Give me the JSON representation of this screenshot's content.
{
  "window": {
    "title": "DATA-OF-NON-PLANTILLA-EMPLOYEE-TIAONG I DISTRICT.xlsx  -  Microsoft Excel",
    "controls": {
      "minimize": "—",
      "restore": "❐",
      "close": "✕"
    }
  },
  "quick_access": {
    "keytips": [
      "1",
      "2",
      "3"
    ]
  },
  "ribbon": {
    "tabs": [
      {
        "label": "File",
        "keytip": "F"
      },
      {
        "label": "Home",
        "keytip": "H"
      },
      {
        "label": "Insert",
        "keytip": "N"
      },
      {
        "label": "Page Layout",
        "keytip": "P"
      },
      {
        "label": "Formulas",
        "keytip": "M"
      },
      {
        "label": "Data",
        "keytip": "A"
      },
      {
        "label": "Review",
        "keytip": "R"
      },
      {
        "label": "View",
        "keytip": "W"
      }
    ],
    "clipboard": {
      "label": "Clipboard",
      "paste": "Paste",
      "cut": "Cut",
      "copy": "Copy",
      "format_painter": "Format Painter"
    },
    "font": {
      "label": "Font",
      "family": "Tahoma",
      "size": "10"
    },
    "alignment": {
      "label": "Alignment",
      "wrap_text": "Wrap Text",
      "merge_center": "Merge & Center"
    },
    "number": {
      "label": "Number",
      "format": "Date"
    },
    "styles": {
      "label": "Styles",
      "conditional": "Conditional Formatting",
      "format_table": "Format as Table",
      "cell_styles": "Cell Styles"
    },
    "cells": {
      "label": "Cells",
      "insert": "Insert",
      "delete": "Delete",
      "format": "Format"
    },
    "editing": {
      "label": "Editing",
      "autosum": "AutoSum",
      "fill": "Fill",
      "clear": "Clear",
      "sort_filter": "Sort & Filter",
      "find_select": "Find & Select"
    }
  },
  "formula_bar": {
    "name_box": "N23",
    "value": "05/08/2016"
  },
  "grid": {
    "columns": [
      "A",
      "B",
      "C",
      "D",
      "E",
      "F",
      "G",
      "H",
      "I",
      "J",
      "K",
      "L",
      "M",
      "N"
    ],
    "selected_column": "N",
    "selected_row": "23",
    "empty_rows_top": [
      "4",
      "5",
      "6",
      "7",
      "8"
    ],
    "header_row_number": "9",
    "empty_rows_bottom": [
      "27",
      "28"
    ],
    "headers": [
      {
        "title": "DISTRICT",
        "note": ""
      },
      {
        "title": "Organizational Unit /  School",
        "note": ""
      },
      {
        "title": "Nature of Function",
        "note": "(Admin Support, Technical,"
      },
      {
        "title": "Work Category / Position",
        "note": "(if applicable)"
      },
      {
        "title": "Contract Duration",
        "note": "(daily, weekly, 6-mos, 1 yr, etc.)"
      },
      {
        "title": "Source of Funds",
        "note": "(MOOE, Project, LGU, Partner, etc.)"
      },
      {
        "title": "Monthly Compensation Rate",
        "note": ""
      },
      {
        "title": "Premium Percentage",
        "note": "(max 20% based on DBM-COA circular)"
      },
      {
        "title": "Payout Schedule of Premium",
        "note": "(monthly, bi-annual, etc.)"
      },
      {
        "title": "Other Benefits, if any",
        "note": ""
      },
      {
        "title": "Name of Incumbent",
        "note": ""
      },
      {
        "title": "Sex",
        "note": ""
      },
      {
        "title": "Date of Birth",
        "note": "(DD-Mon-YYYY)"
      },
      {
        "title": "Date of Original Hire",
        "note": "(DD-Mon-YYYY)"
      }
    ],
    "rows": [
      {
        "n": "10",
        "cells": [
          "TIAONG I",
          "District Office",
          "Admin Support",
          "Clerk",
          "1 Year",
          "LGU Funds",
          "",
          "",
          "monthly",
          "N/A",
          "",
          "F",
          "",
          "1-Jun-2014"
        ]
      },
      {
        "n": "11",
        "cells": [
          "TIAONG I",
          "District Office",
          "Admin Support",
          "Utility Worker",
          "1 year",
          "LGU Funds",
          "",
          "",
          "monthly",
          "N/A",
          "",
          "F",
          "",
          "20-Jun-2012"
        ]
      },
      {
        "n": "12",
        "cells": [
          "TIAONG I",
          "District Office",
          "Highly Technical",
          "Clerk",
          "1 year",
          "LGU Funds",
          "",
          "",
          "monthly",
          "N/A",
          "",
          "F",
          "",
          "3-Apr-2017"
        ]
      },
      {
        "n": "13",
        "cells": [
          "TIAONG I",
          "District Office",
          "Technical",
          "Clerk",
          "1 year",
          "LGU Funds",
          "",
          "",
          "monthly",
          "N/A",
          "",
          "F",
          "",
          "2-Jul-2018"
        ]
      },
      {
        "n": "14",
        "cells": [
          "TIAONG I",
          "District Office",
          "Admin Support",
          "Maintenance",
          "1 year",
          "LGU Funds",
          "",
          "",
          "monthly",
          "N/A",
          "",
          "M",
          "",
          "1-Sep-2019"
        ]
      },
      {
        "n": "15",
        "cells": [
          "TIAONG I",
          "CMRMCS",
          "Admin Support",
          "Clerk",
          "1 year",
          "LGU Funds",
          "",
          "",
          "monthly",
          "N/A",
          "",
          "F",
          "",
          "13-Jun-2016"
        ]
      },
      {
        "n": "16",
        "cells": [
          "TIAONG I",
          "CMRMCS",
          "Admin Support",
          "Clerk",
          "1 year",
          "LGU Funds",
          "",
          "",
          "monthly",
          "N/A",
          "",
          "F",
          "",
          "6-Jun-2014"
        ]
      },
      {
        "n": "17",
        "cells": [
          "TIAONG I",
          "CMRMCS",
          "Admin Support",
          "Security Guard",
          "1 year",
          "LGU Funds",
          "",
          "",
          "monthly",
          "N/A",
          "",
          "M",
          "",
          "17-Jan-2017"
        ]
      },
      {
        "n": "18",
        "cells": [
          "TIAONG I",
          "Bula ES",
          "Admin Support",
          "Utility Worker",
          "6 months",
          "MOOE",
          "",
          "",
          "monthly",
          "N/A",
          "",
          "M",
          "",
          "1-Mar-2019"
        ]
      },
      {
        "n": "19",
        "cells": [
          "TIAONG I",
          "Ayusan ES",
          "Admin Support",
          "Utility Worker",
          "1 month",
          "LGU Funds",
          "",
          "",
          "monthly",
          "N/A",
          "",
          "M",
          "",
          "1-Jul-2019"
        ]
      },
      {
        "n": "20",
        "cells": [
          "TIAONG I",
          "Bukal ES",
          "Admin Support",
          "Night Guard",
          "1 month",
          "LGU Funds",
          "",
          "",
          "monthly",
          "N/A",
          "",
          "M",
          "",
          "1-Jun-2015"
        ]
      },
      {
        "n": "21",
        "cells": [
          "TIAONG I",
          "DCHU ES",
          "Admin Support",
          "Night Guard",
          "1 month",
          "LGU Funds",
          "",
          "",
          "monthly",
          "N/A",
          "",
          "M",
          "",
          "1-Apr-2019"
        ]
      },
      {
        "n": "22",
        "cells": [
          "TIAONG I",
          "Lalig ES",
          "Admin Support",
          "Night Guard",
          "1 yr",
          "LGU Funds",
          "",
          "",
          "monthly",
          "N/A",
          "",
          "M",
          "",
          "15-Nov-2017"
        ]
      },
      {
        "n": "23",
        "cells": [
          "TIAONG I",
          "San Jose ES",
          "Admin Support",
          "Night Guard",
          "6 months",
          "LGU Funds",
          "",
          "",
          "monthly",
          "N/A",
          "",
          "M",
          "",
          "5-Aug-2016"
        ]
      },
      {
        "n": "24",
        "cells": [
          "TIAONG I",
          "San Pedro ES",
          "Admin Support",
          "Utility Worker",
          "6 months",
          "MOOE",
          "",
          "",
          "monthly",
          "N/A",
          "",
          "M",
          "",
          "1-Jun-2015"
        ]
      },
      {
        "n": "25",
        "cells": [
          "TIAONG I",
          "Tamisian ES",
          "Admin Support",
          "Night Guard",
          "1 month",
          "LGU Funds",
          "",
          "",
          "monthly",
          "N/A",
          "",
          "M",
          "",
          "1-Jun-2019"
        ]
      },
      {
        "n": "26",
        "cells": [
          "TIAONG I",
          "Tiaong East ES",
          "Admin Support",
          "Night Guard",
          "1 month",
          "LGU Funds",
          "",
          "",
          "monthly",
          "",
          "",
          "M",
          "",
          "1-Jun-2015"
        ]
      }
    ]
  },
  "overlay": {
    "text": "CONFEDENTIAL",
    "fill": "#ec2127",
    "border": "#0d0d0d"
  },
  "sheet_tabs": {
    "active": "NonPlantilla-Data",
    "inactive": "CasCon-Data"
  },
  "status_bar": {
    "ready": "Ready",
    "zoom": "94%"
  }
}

TASK TO COMPLETE:
Find the lines above holding the word "Technical" and show them.

RESULT FOR THIS EXERCISE:
        "note": "(Admin Support, Technical,"
          "Highly Technical",
          "Technical",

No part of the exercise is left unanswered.